▸ INFORMATION GIVEN:
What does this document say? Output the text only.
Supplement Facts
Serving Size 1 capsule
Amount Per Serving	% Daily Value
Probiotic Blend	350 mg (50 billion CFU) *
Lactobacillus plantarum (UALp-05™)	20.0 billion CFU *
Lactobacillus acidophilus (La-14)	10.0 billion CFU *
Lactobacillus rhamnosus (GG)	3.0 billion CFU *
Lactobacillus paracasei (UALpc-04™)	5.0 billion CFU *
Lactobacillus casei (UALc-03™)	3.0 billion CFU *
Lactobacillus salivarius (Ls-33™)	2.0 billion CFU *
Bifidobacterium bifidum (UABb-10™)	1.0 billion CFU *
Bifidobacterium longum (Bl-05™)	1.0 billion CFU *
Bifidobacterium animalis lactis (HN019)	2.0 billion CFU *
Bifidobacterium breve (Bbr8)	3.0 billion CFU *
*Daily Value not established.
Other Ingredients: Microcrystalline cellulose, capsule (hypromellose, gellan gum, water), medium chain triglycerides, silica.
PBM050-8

▸ ASSIGNED TASK:
The string "billion" shows up in some lines of the listing. Copy each such line.

▸ YOUR RESPONSE:
Probiotic Blend	350 mg (50 billion CFU) *
Lactobacillus plantarum (UALp-05™)	20.0 billion CFU *
Lactobacillus acidophilus (La-14)	10.0 billion CFU *
Lactobacillus rhamnosus (GG)	3.0 billion CFU *
Lactobacillus paracasei (UALpc-04™)	5.0 billion CFU *
Lactobacillus casei (UALc-03™)	3.0 billion CFU *
Lactobacillus salivarius (Ls-33™)	2.0 billion CFU *
Bifidobacterium bifidum (UABb-10™)	1.0 billion CFU *
Bifidobacterium longum (Bl-05™)	1.0 billion CFU *
Bifidobacterium animalis lactis (HN019)	2.0 billion CFU *
Bifidobacterium breve (Bbr8)	3.0 billion CFU *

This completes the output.